[Task prompt]: Please give the number of lines in the records below that include "Tumor", with no other output.

[Records shown]:
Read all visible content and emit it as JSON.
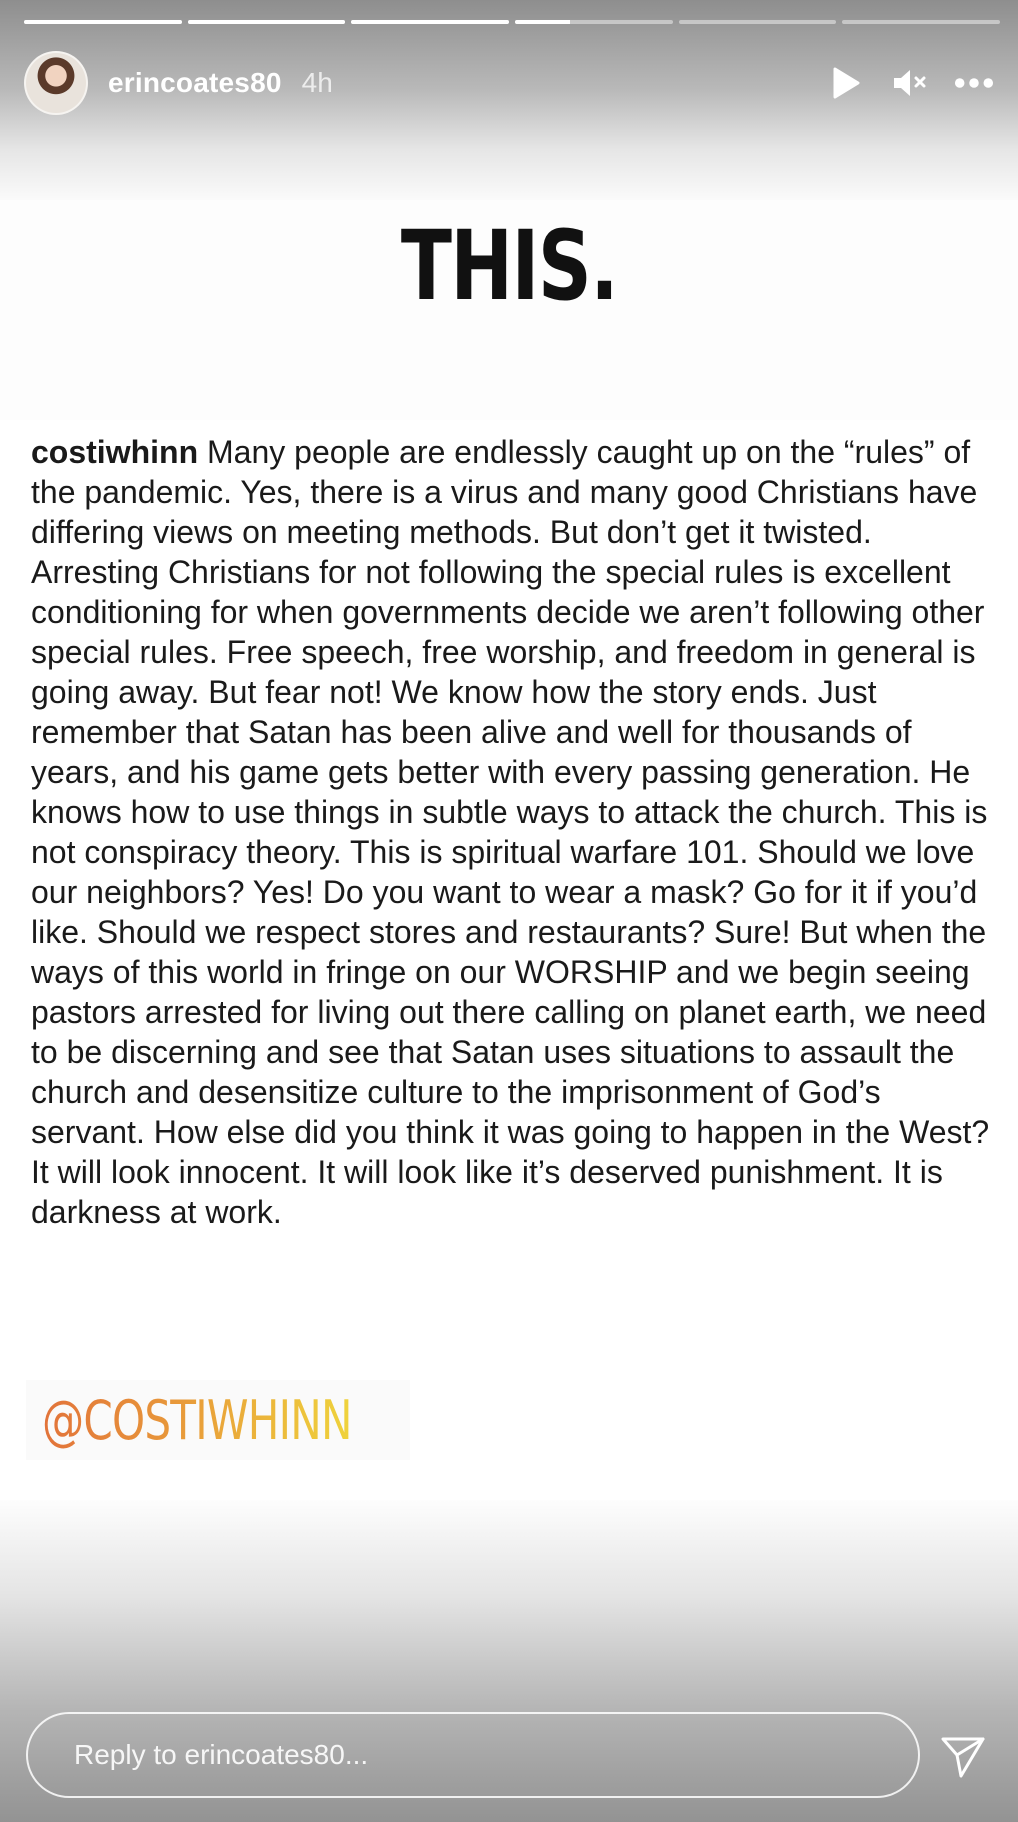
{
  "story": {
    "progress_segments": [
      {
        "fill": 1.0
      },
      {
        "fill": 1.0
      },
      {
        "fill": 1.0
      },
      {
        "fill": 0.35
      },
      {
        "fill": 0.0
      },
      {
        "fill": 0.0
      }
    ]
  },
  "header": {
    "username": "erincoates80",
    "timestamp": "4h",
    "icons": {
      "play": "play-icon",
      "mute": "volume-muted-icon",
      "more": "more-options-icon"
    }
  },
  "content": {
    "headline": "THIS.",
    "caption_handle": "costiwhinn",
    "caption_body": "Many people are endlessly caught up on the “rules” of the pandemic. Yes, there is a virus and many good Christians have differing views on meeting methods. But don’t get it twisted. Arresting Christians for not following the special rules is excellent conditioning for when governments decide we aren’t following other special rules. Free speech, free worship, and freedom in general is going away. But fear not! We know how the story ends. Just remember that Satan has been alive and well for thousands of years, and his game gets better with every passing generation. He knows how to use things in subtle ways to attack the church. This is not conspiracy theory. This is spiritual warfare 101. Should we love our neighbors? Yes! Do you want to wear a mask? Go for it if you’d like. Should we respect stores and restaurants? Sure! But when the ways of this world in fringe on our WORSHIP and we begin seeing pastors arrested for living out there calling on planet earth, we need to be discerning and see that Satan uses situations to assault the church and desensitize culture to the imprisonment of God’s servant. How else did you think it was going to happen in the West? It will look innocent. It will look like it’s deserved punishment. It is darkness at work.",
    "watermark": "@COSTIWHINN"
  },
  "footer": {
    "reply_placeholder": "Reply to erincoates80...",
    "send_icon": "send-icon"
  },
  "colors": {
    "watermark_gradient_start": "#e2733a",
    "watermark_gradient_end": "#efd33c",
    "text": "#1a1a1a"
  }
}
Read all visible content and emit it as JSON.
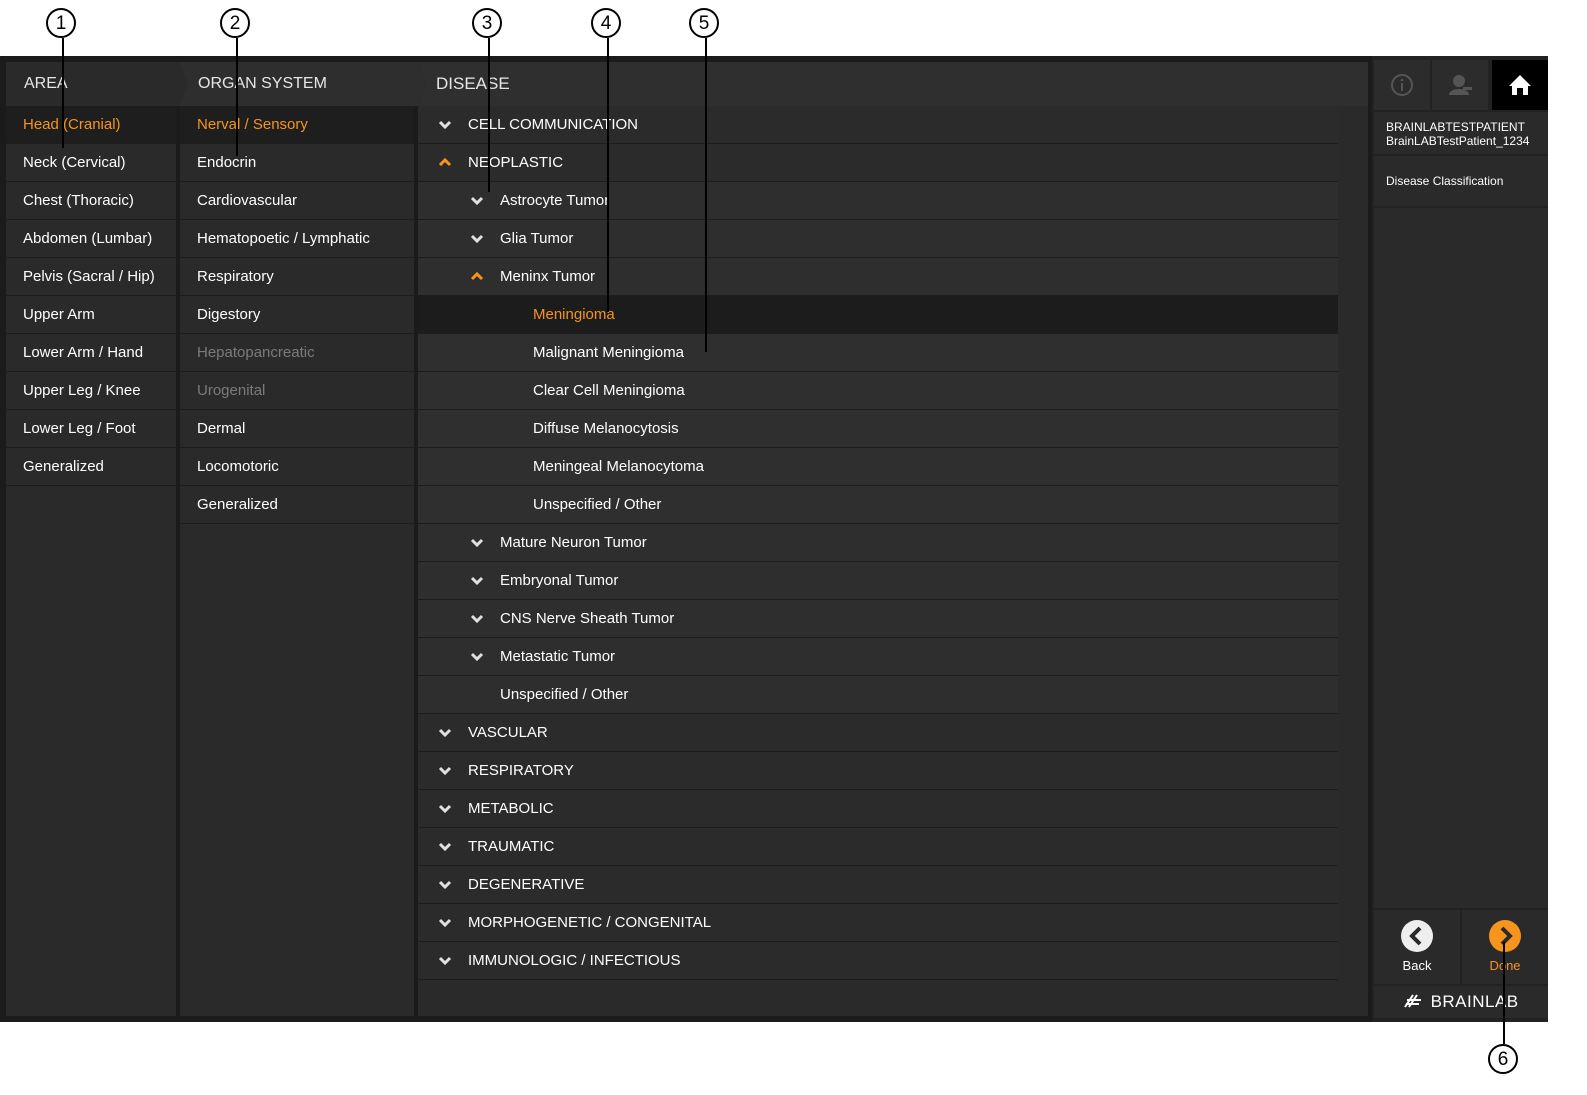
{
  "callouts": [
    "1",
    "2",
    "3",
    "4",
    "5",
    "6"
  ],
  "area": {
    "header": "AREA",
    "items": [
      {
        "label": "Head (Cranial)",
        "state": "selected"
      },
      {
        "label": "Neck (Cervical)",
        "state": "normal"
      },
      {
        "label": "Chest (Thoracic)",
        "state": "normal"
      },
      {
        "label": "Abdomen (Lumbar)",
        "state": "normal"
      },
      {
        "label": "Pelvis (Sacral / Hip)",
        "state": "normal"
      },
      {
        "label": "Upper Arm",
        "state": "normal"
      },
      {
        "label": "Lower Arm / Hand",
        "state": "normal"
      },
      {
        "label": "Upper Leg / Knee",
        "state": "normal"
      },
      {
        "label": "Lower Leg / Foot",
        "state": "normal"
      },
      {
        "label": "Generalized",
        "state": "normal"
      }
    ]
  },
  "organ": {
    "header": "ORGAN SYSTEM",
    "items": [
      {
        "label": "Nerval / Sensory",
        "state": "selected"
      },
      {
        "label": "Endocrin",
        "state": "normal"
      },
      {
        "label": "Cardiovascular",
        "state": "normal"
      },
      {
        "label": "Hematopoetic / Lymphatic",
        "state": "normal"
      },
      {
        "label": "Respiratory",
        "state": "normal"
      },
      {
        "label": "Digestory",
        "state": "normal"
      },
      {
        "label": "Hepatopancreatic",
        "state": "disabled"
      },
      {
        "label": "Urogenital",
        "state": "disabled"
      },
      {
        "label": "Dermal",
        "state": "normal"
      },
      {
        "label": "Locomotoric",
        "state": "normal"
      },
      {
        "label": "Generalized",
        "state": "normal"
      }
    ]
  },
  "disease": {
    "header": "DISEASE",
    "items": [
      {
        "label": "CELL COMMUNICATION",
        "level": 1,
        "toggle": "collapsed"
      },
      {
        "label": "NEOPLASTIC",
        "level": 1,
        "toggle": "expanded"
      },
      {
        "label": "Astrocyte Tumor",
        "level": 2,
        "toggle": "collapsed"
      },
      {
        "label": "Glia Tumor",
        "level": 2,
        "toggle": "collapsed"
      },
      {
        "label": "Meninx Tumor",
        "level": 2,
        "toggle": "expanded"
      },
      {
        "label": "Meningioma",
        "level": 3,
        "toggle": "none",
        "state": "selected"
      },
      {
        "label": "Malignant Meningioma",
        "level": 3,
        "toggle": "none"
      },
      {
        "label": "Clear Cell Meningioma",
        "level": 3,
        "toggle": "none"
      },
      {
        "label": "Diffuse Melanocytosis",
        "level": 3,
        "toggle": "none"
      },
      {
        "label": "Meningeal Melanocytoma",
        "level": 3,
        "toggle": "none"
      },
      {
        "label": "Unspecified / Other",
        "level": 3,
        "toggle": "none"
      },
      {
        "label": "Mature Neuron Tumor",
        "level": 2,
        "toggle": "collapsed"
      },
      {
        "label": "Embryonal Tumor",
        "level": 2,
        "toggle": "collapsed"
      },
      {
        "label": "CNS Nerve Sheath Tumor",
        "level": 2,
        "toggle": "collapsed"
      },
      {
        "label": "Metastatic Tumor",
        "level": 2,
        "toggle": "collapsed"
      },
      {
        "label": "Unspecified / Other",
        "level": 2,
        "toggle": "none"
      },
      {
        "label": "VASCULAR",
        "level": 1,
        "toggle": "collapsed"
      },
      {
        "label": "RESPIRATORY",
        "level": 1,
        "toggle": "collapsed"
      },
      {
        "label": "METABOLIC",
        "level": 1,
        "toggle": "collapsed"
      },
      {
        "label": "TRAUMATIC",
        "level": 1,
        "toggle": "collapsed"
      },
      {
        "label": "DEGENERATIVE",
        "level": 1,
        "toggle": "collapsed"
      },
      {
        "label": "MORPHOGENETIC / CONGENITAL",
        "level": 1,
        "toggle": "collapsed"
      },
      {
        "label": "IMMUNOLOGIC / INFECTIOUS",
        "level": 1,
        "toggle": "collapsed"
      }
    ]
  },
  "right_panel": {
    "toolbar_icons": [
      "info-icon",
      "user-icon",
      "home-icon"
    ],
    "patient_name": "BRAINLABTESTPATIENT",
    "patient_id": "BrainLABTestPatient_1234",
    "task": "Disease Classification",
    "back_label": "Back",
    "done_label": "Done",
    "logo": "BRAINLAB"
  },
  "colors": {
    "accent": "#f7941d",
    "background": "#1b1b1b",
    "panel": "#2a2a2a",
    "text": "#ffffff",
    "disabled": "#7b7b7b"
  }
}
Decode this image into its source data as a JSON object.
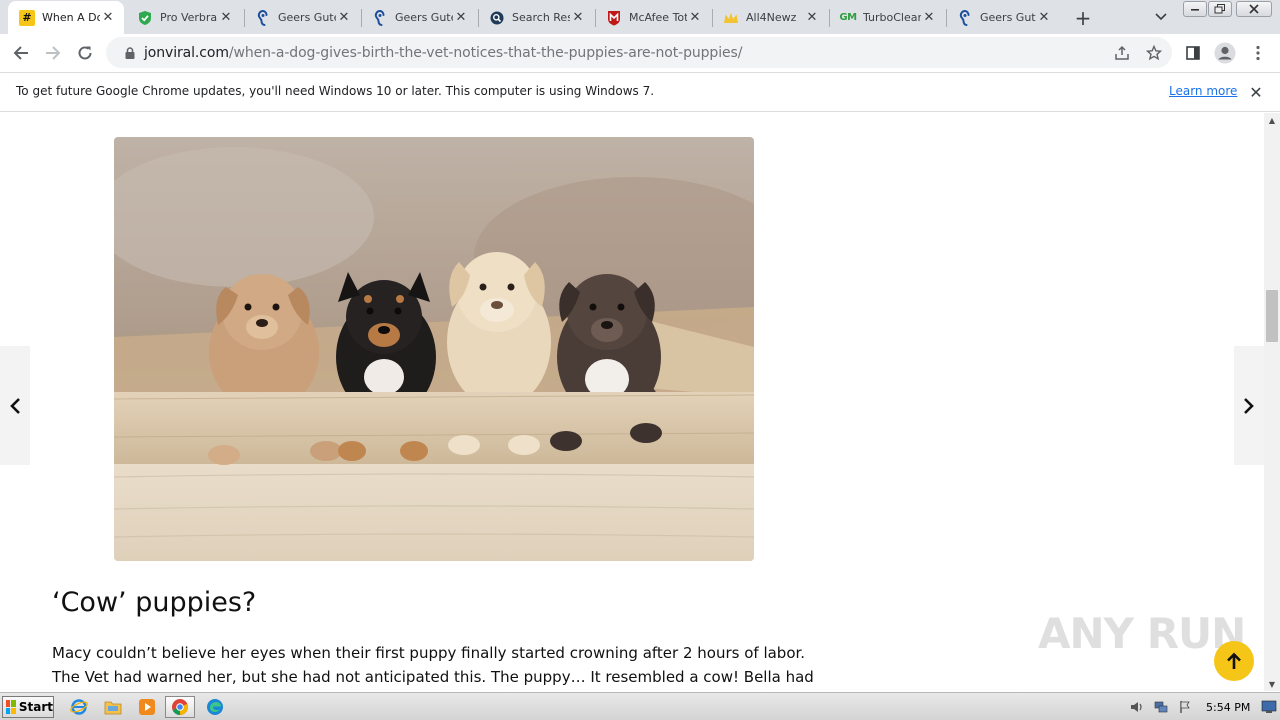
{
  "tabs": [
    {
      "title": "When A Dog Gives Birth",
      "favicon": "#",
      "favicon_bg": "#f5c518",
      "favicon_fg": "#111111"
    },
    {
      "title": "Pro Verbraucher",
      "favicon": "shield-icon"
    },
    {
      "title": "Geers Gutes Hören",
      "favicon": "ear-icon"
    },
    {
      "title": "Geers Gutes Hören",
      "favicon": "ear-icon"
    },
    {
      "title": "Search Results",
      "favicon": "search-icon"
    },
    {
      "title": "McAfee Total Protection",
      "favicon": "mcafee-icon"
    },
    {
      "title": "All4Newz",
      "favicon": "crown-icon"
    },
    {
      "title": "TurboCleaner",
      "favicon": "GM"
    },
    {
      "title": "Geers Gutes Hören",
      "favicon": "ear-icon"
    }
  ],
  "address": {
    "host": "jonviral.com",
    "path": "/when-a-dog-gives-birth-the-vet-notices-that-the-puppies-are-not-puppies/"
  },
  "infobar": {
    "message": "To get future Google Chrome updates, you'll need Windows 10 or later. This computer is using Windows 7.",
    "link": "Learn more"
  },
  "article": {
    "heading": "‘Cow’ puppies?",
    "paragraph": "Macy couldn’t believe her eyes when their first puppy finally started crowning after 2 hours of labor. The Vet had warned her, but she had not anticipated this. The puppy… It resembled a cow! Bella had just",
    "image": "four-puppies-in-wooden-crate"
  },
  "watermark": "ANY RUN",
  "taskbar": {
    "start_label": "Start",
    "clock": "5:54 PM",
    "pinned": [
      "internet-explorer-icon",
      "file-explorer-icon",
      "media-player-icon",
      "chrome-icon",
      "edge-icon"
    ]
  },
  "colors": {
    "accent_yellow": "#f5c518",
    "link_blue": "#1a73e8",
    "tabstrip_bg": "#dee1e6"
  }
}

[Your solution]: 7